TASK DIRECTIONS ▸
Reproduce all lines of the listing below in which the word "this" occurs.

DATA LISTING ▸
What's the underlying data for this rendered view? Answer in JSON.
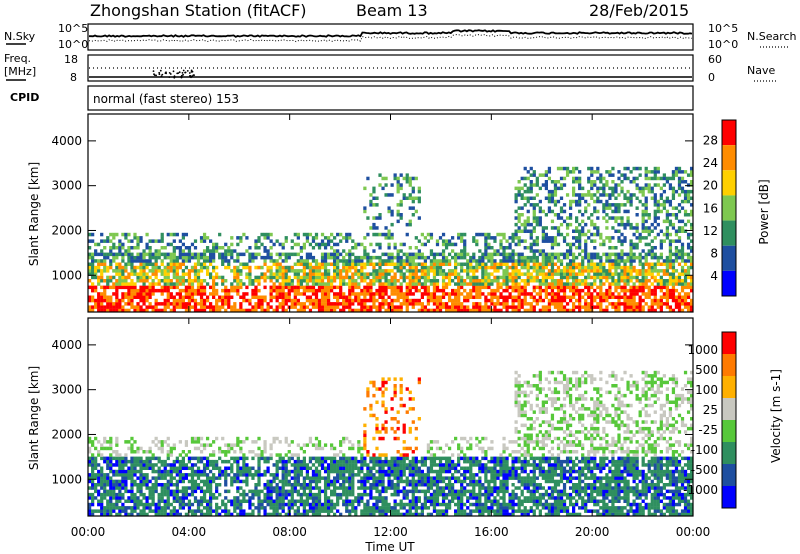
{
  "header": {
    "station": "Zhongshan Station (fitACF)",
    "beam": "Beam 13",
    "date": "28/Feb/2015"
  },
  "top_panel": {
    "left_label": "N.Sky",
    "right_label": "N.Search",
    "left_ticks": [
      "10^5",
      "10^0"
    ],
    "right_ticks": [
      "10^5",
      "10^0"
    ]
  },
  "freq_panel": {
    "left_label_top": "Freq.",
    "left_label_bottom": "[MHz]",
    "left_ticks": [
      "18",
      "8"
    ],
    "right_label": "Nave",
    "right_ticks": [
      "60",
      "0"
    ]
  },
  "cpid": {
    "label": "CPID",
    "value": "normal (fast stereo) 153"
  },
  "power_panel": {
    "ylabel": "Slant Range [km]",
    "yticks": [
      "4000",
      "3000",
      "2000",
      "1000"
    ],
    "colorbar_label": "Power [dB]",
    "colorbar_ticks": [
      "28",
      "24",
      "20",
      "16",
      "12",
      "8",
      "4"
    ],
    "colors": [
      "#0000ff",
      "#1e4fa0",
      "#2f8f5f",
      "#7ec850",
      "#ffd000",
      "#ff8c00",
      "#ff0000"
    ]
  },
  "velocity_panel": {
    "ylabel": "Slant Range [km]",
    "yticks": [
      "4000",
      "3000",
      "2000",
      "1000"
    ],
    "colorbar_label": "Velocity [m s-1]",
    "colorbar_ticks": [
      "1000",
      "500",
      "100",
      "25",
      "-25",
      "-100",
      "-500",
      "-1000"
    ],
    "colors": [
      "#0000ff",
      "#1e4fa0",
      "#2f8f5f",
      "#57c83a",
      "#c8c8c0",
      "#ffb000",
      "#ff7a00",
      "#ff0000"
    ]
  },
  "xaxis": {
    "label": "Time UT",
    "ticks": [
      "00:00",
      "04:00",
      "08:00",
      "12:00",
      "16:00",
      "20:00",
      "00:00"
    ]
  },
  "chart_data": [
    {
      "type": "heatmap",
      "quantity": "Power",
      "xlabel": "Time UT",
      "ylabel": "Slant Range [km]",
      "ylim": [
        180,
        4600
      ],
      "x": [
        "00:00",
        "04:00",
        "08:00",
        "12:00",
        "16:00",
        "20:00",
        "00:00"
      ],
      "color_scale": [
        4,
        8,
        12,
        16,
        20,
        24,
        28
      ],
      "colorbar_label": "Power [dB]"
    },
    {
      "type": "heatmap",
      "quantity": "Velocity",
      "xlabel": "Time UT",
      "ylabel": "Slant Range [km]",
      "ylim": [
        180,
        4600
      ],
      "x": [
        "00:00",
        "04:00",
        "08:00",
        "12:00",
        "16:00",
        "20:00",
        "00:00"
      ],
      "color_scale": [
        1000,
        500,
        100,
        25,
        -25,
        -100,
        -500,
        -1000
      ],
      "colorbar_label": "Velocity [m s-1]"
    }
  ]
}
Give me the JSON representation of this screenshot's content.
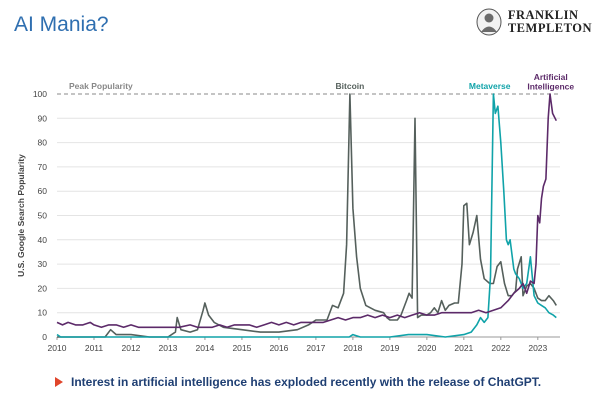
{
  "title": "AI Mania?",
  "logo": {
    "line1": "FRANKLIN",
    "line2": "TEMPLETON"
  },
  "footer_note": "Interest in artificial intelligence has exploded recently with the release of ChatGPT.",
  "colors": {
    "bitcoin": "#55605c",
    "metaverse": "#10a3a9",
    "ai": "#5c2a69",
    "title": "#2f6fb0",
    "footer": "#1f3f73",
    "bullet": "#e0452b"
  },
  "chart_data": {
    "type": "line",
    "ylabel": "U.S. Google Search Popularity",
    "xlabel": "",
    "xlim": [
      2010,
      2023.6
    ],
    "ylim": [
      0,
      100
    ],
    "x_ticks": [
      "2010",
      "2011",
      "2012",
      "2013",
      "2014",
      "2015",
      "2016",
      "2017",
      "2018",
      "2019",
      "2020",
      "2021",
      "2022",
      "2023"
    ],
    "y_ticks": [
      "0",
      "10",
      "20",
      "30",
      "40",
      "50",
      "60",
      "70",
      "80",
      "90",
      "100"
    ],
    "reference_line": {
      "y": 100,
      "label": "Peak Popularity",
      "style": "dashed"
    },
    "series": [
      {
        "name": "Bitcoin",
        "color": "#55605c",
        "points": [
          [
            2010,
            0
          ],
          [
            2010.5,
            0
          ],
          [
            2011,
            0
          ],
          [
            2011.3,
            0
          ],
          [
            2011.45,
            3
          ],
          [
            2011.6,
            1
          ],
          [
            2012,
            1
          ],
          [
            2012.5,
            0
          ],
          [
            2013,
            0
          ],
          [
            2013.2,
            2
          ],
          [
            2013.25,
            8
          ],
          [
            2013.35,
            3
          ],
          [
            2013.6,
            2
          ],
          [
            2013.8,
            3
          ],
          [
            2013.95,
            11
          ],
          [
            2014.0,
            14
          ],
          [
            2014.1,
            9
          ],
          [
            2014.25,
            6
          ],
          [
            2014.5,
            4
          ],
          [
            2015,
            3
          ],
          [
            2015.5,
            2
          ],
          [
            2016,
            2
          ],
          [
            2016.5,
            3
          ],
          [
            2016.8,
            5
          ],
          [
            2017.0,
            7
          ],
          [
            2017.3,
            7
          ],
          [
            2017.45,
            13
          ],
          [
            2017.6,
            12
          ],
          [
            2017.75,
            18
          ],
          [
            2017.83,
            38
          ],
          [
            2017.92,
            100
          ],
          [
            2018.0,
            53
          ],
          [
            2018.1,
            33
          ],
          [
            2018.2,
            20
          ],
          [
            2018.35,
            13
          ],
          [
            2018.6,
            11
          ],
          [
            2018.83,
            10
          ],
          [
            2018.92,
            8
          ],
          [
            2019.0,
            7
          ],
          [
            2019.2,
            7
          ],
          [
            2019.3,
            9
          ],
          [
            2019.45,
            15
          ],
          [
            2019.52,
            18
          ],
          [
            2019.6,
            16
          ],
          [
            2019.68,
            90
          ],
          [
            2019.75,
            8
          ],
          [
            2019.85,
            9
          ],
          [
            2020.0,
            9
          ],
          [
            2020.1,
            10
          ],
          [
            2020.2,
            12
          ],
          [
            2020.3,
            10
          ],
          [
            2020.4,
            15
          ],
          [
            2020.5,
            11
          ],
          [
            2020.6,
            13
          ],
          [
            2020.75,
            14
          ],
          [
            2020.85,
            14
          ],
          [
            2020.95,
            30
          ],
          [
            2021.0,
            54
          ],
          [
            2021.08,
            55
          ],
          [
            2021.15,
            38
          ],
          [
            2021.25,
            43
          ],
          [
            2021.35,
            50
          ],
          [
            2021.45,
            32
          ],
          [
            2021.55,
            24
          ],
          [
            2021.7,
            22
          ],
          [
            2021.8,
            22
          ],
          [
            2021.9,
            29
          ],
          [
            2022.0,
            31
          ],
          [
            2022.1,
            22
          ],
          [
            2022.2,
            17
          ],
          [
            2022.3,
            17
          ],
          [
            2022.4,
            19
          ],
          [
            2022.45,
            28
          ],
          [
            2022.55,
            33
          ],
          [
            2022.6,
            17
          ],
          [
            2022.7,
            21
          ],
          [
            2022.8,
            22
          ],
          [
            2022.9,
            20
          ],
          [
            2023.0,
            16
          ],
          [
            2023.1,
            15
          ],
          [
            2023.2,
            15
          ],
          [
            2023.3,
            17
          ],
          [
            2023.42,
            15
          ],
          [
            2023.5,
            13
          ]
        ]
      },
      {
        "name": "Metaverse",
        "color": "#10a3a9",
        "points": [
          [
            2010,
            1
          ],
          [
            2010.1,
            0
          ],
          [
            2011,
            0
          ],
          [
            2012,
            0
          ],
          [
            2013,
            0
          ],
          [
            2014,
            0
          ],
          [
            2015,
            0
          ],
          [
            2016,
            0
          ],
          [
            2017,
            0
          ],
          [
            2017.9,
            0
          ],
          [
            2018.0,
            1
          ],
          [
            2018.2,
            0
          ],
          [
            2019,
            0
          ],
          [
            2019.5,
            1
          ],
          [
            2020,
            1
          ],
          [
            2020.5,
            0
          ],
          [
            2021,
            1
          ],
          [
            2021.2,
            2
          ],
          [
            2021.35,
            5
          ],
          [
            2021.45,
            8
          ],
          [
            2021.55,
            6
          ],
          [
            2021.65,
            8
          ],
          [
            2021.72,
            25
          ],
          [
            2021.8,
            100
          ],
          [
            2021.85,
            92
          ],
          [
            2021.92,
            95
          ],
          [
            2022.0,
            80
          ],
          [
            2022.08,
            60
          ],
          [
            2022.15,
            40
          ],
          [
            2022.2,
            38
          ],
          [
            2022.25,
            40
          ],
          [
            2022.35,
            28
          ],
          [
            2022.4,
            26
          ],
          [
            2022.5,
            24
          ],
          [
            2022.6,
            20
          ],
          [
            2022.7,
            22
          ],
          [
            2022.8,
            33
          ],
          [
            2022.9,
            17
          ],
          [
            2023.0,
            14
          ],
          [
            2023.1,
            13
          ],
          [
            2023.2,
            12
          ],
          [
            2023.3,
            10
          ],
          [
            2023.42,
            9
          ],
          [
            2023.5,
            8
          ]
        ]
      },
      {
        "name": "Artificial Intelligence",
        "color": "#5c2a69",
        "points": [
          [
            2010,
            6
          ],
          [
            2010.15,
            5
          ],
          [
            2010.3,
            6
          ],
          [
            2010.5,
            5
          ],
          [
            2010.7,
            5
          ],
          [
            2010.9,
            6
          ],
          [
            2011,
            5
          ],
          [
            2011.2,
            4
          ],
          [
            2011.4,
            5
          ],
          [
            2011.6,
            5
          ],
          [
            2011.8,
            4
          ],
          [
            2012,
            5
          ],
          [
            2012.2,
            4
          ],
          [
            2012.5,
            4
          ],
          [
            2012.8,
            4
          ],
          [
            2013,
            4
          ],
          [
            2013.3,
            4
          ],
          [
            2013.6,
            5
          ],
          [
            2013.8,
            4
          ],
          [
            2014,
            4
          ],
          [
            2014.2,
            4
          ],
          [
            2014.4,
            5
          ],
          [
            2014.6,
            4
          ],
          [
            2014.8,
            5
          ],
          [
            2015,
            5
          ],
          [
            2015.2,
            5
          ],
          [
            2015.4,
            4
          ],
          [
            2015.6,
            5
          ],
          [
            2015.8,
            6
          ],
          [
            2016,
            5
          ],
          [
            2016.2,
            6
          ],
          [
            2016.4,
            5
          ],
          [
            2016.6,
            6
          ],
          [
            2016.8,
            6
          ],
          [
            2017,
            6
          ],
          [
            2017.2,
            6
          ],
          [
            2017.4,
            7
          ],
          [
            2017.6,
            8
          ],
          [
            2017.8,
            7
          ],
          [
            2018,
            8
          ],
          [
            2018.2,
            8
          ],
          [
            2018.4,
            9
          ],
          [
            2018.6,
            8
          ],
          [
            2018.8,
            9
          ],
          [
            2019,
            8
          ],
          [
            2019.2,
            9
          ],
          [
            2019.4,
            8
          ],
          [
            2019.6,
            9
          ],
          [
            2019.8,
            10
          ],
          [
            2020,
            9
          ],
          [
            2020.2,
            9
          ],
          [
            2020.4,
            10
          ],
          [
            2020.6,
            10
          ],
          [
            2020.8,
            10
          ],
          [
            2021,
            10
          ],
          [
            2021.2,
            10
          ],
          [
            2021.4,
            11
          ],
          [
            2021.6,
            10
          ],
          [
            2021.8,
            11
          ],
          [
            2022,
            12
          ],
          [
            2022.2,
            15
          ],
          [
            2022.35,
            18
          ],
          [
            2022.5,
            20
          ],
          [
            2022.6,
            22
          ],
          [
            2022.7,
            18
          ],
          [
            2022.8,
            23
          ],
          [
            2022.9,
            22
          ],
          [
            2022.95,
            30
          ],
          [
            2023.0,
            50
          ],
          [
            2023.05,
            47
          ],
          [
            2023.1,
            57
          ],
          [
            2023.15,
            62
          ],
          [
            2023.22,
            65
          ],
          [
            2023.28,
            90
          ],
          [
            2023.33,
            100
          ],
          [
            2023.4,
            92
          ],
          [
            2023.5,
            89
          ]
        ]
      }
    ]
  }
}
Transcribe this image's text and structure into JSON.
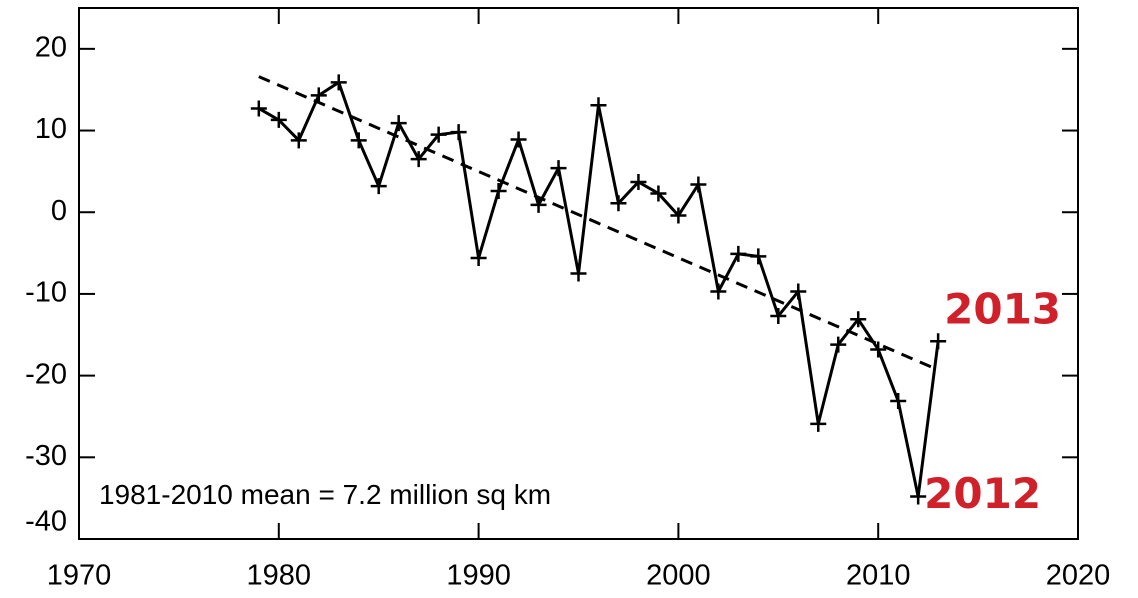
{
  "chart_data": {
    "type": "line",
    "x": [
      1979,
      1980,
      1981,
      1982,
      1983,
      1984,
      1985,
      1986,
      1987,
      1988,
      1989,
      1990,
      1991,
      1992,
      1993,
      1994,
      1995,
      1996,
      1997,
      1998,
      1999,
      2000,
      2001,
      2002,
      2003,
      2004,
      2005,
      2006,
      2007,
      2008,
      2009,
      2010,
      2011,
      2012,
      2013
    ],
    "series": [
      {
        "color": "#000000",
        "marker": "plus",
        "dash": false,
        "x": [
          1979,
          1980,
          1981,
          1982,
          1983,
          1984,
          1985,
          1986,
          1987,
          1988,
          1989,
          1990,
          1991,
          1992,
          1993,
          1994,
          1995,
          1996,
          1997,
          1998,
          1999,
          2000,
          2001,
          2002,
          2003,
          2004,
          2005,
          2006,
          2007,
          2008,
          2009,
          2010,
          2011,
          2012,
          2013
        ],
        "values": [
          12.7,
          11.3,
          8.8,
          14.3,
          15.9,
          8.8,
          3.2,
          10.9,
          6.5,
          9.5,
          9.8,
          -5.6,
          2.6,
          8.9,
          0.9,
          5.4,
          -7.5,
          13.1,
          1.1,
          3.7,
          2.3,
          -0.4,
          3.4,
          -9.7,
          -5.1,
          -5.4,
          -12.7,
          -9.7,
          -25.9,
          -16.2,
          -13.1,
          -16.8,
          -23.1,
          -34.8,
          -15.8
        ]
      },
      {
        "color": "#000000",
        "marker": "none",
        "dash": true,
        "x": [
          1979,
          2013
        ],
        "values": [
          16.6,
          -19.3
        ]
      }
    ],
    "xlim": [
      1970,
      2020
    ],
    "xticks": [
      1970,
      1980,
      1990,
      2000,
      2010,
      2020
    ],
    "ylim": [
      -40,
      25
    ],
    "yticks": [
      -40,
      -30,
      -20,
      -10,
      0,
      10,
      20
    ],
    "grid": false,
    "annotations": [
      {
        "text": "2013",
        "x": 2013,
        "y": -12.2,
        "color": "#d0202a"
      },
      {
        "text": "2012",
        "x": 2012,
        "y": -34.8,
        "color": "#d0202a"
      },
      {
        "text": "1981-2010 mean =   7.2 million sq km",
        "x": 1971,
        "y": -34.8,
        "color": "#000000"
      }
    ]
  }
}
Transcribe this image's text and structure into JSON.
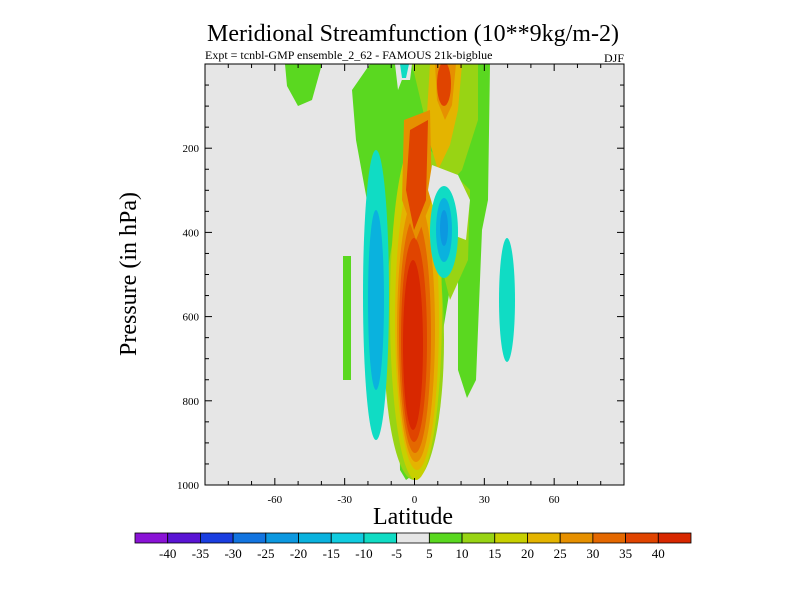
{
  "chart_data": {
    "type": "contour",
    "title": "Meridional Streamfunction (10**9kg/m-2)",
    "subtitle": "Expt = tcnbl-GMP ensemble_2_62 - FAMOUS 21k-bigblue",
    "season": "DJF",
    "xlabel": "Latitude",
    "ylabel": "Pressure (in hPa)",
    "xlim": [
      -90,
      90
    ],
    "ylim": [
      1000,
      0
    ],
    "x_ticks": [
      -60,
      -30,
      0,
      30,
      60
    ],
    "y_ticks": [
      200,
      400,
      600,
      800,
      1000
    ],
    "x_tick_labels": [
      "-60",
      "-30",
      "0",
      "30",
      "60"
    ],
    "y_tick_labels": [
      "200",
      "400",
      "600",
      "800",
      "1000"
    ],
    "background_color": "#e6e6e6",
    "colorbar": {
      "levels": [
        -40,
        -35,
        -30,
        -25,
        -20,
        -15,
        -10,
        -5,
        5,
        10,
        15,
        20,
        25,
        30,
        35,
        40
      ],
      "labels": [
        "-40",
        "-35",
        "-30",
        "-25",
        "-20",
        "-15",
        "-10",
        "-5",
        "5",
        "10",
        "15",
        "20",
        "25",
        "30",
        "35",
        "40"
      ],
      "colors": [
        "#8a13d6",
        "#5a14d4",
        "#1a3ee0",
        "#1274e0",
        "#0c98e0",
        "#0ab2de",
        "#10cce0",
        "#10dcc4",
        "#e6e6e6",
        "#5ad820",
        "#98d414",
        "#c8d000",
        "#e4b400",
        "#e69000",
        "#e46800",
        "#e04400",
        "#d82800"
      ]
    },
    "contour_features": [
      {
        "name": "tropical-positive-cell",
        "lat_range": [
          -12,
          18
        ],
        "pressure_range": [
          0,
          990
        ],
        "peak_value": 40,
        "sign": "positive"
      },
      {
        "name": "sh-negative-band",
        "lat_range": [
          -25,
          -10
        ],
        "pressure_range": [
          160,
          940
        ],
        "peak_value": -15,
        "sign": "negative"
      },
      {
        "name": "nh-upper-negative",
        "lat_range": [
          5,
          24
        ],
        "pressure_range": [
          200,
          600
        ],
        "peak_value": -20,
        "sign": "negative"
      },
      {
        "name": "nh-subtropical-negative",
        "lat_range": [
          32,
          44
        ],
        "pressure_range": [
          490,
          840
        ],
        "peak_value": -10,
        "sign": "negative"
      },
      {
        "name": "sh-subtropical-positive",
        "lat_range": [
          -30,
          -26
        ],
        "pressure_range": [
          470,
          820
        ],
        "peak_value": 5,
        "sign": "positive"
      },
      {
        "name": "sh-upper-positive",
        "lat_range": [
          -53,
          -44
        ],
        "pressure_range": [
          0,
          140
        ],
        "peak_value": 5,
        "sign": "positive"
      },
      {
        "name": "nh-broad-positive",
        "lat_range": [
          18,
          34
        ],
        "pressure_range": [
          0,
          800
        ],
        "peak_value": 10,
        "sign": "positive"
      }
    ]
  }
}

WRITTEN SOLUTION ▸
What's the underlying data for this rendered view? Answer in JSON.
Give me the JSON representation of this screenshot's content.
Transcribe this image's text and structure into JSON.
Transcribe this image's text and structure into JSON.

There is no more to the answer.